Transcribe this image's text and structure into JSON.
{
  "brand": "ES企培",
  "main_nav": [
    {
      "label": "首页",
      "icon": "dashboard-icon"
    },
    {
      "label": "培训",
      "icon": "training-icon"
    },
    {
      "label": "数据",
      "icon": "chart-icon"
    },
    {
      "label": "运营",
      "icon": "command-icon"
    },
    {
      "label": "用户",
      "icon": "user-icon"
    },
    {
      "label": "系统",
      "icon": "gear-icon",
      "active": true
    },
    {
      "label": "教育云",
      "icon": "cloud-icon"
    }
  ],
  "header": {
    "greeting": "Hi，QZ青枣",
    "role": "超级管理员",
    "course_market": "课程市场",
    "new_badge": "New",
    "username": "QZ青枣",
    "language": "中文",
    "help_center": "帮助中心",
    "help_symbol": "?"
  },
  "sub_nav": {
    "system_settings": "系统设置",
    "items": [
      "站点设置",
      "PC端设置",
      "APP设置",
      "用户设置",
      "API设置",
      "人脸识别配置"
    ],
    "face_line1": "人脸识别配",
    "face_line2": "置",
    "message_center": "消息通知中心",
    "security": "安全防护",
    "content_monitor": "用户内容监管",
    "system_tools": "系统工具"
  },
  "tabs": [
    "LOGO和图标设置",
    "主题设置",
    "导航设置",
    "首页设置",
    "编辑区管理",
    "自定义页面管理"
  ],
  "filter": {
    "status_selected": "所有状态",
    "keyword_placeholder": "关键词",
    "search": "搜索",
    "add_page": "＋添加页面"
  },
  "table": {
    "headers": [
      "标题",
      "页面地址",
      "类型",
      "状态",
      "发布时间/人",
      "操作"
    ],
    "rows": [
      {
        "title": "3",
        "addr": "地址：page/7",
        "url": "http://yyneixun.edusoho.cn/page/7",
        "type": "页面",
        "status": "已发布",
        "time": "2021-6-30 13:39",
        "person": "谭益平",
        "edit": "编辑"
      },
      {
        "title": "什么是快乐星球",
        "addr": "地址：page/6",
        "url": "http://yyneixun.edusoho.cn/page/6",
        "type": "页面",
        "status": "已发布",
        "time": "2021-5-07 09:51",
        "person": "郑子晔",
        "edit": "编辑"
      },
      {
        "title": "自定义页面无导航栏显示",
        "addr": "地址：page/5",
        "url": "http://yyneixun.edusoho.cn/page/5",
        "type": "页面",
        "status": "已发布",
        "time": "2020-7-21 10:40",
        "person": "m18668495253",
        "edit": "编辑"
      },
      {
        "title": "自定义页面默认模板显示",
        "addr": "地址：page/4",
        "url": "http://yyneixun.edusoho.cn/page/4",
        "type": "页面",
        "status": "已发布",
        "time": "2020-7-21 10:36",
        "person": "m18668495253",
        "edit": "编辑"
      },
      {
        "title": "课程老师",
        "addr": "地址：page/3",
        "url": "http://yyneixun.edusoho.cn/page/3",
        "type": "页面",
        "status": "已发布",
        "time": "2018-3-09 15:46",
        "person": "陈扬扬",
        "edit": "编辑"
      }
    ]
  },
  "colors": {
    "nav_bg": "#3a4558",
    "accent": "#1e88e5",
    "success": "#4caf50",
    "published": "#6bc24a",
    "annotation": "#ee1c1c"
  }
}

YOUR OBJECTIVE ▸
Your task is to print the whole listing again exactly.

WRITTEN REPLY ▸
Transcribe this image's text and structure into JSON.
{
  "brand": "ES企培",
  "main_nav": [
    {
      "label": "首页",
      "icon": "dashboard-icon"
    },
    {
      "label": "培训",
      "icon": "training-icon"
    },
    {
      "label": "数据",
      "icon": "chart-icon"
    },
    {
      "label": "运营",
      "icon": "command-icon"
    },
    {
      "label": "用户",
      "icon": "user-icon"
    },
    {
      "label": "系统",
      "icon": "gear-icon",
      "active": true
    },
    {
      "label": "教育云",
      "icon": "cloud-icon"
    }
  ],
  "header": {
    "greeting": "Hi，QZ青枣",
    "role": "超级管理员",
    "course_market": "课程市场",
    "new_badge": "New",
    "username": "QZ青枣",
    "language": "中文",
    "help_center": "帮助中心",
    "help_symbol": "?"
  },
  "sub_nav": {
    "system_settings": "系统设置",
    "items": [
      "站点设置",
      "PC端设置",
      "APP设置",
      "用户设置",
      "API设置",
      "人脸识别配置"
    ],
    "face_line1": "人脸识别配",
    "face_line2": "置",
    "message_center": "消息通知中心",
    "security": "安全防护",
    "content_monitor": "用户内容监管",
    "system_tools": "系统工具"
  },
  "tabs": [
    "LOGO和图标设置",
    "主题设置",
    "导航设置",
    "首页设置",
    "编辑区管理",
    "自定义页面管理"
  ],
  "filter": {
    "status_selected": "所有状态",
    "keyword_placeholder": "关键词",
    "search": "搜索",
    "add_page": "＋添加页面"
  },
  "table": {
    "headers": [
      "标题",
      "页面地址",
      "类型",
      "状态",
      "发布时间/人",
      "操作"
    ],
    "rows": [
      {
        "title": "3",
        "addr": "地址：page/7",
        "url": "http://yyneixun.edusoho.cn/page/7",
        "type": "页面",
        "status": "已发布",
        "time": "2021-6-30 13:39",
        "person": "谭益平",
        "edit": "编辑"
      },
      {
        "title": "什么是快乐星球",
        "addr": "地址：page/6",
        "url": "http://yyneixun.edusoho.cn/page/6",
        "type": "页面",
        "status": "已发布",
        "time": "2021-5-07 09:51",
        "person": "郑子晔",
        "edit": "编辑"
      },
      {
        "title": "自定义页面无导航栏显示",
        "addr": "地址：page/5",
        "url": "http://yyneixun.edusoho.cn/page/5",
        "type": "页面",
        "status": "已发布",
        "time": "2020-7-21 10:40",
        "person": "m18668495253",
        "edit": "编辑"
      },
      {
        "title": "自定义页面默认模板显示",
        "addr": "地址：page/4",
        "url": "http://yyneixun.edusoho.cn/page/4",
        "type": "页面",
        "status": "已发布",
        "time": "2020-7-21 10:36",
        "person": "m18668495253",
        "edit": "编辑"
      },
      {
        "title": "课程老师",
        "addr": "地址：page/3",
        "url": "http://yyneixun.edusoho.cn/page/3",
        "type": "页面",
        "status": "已发布",
        "time": "2018-3-09 15:46",
        "person": "陈扬扬",
        "edit": "编辑"
      }
    ]
  },
  "colors": {
    "nav_bg": "#3a4558",
    "accent": "#1e88e5",
    "success": "#4caf50",
    "published": "#6bc24a",
    "annotation": "#ee1c1c"
  }
}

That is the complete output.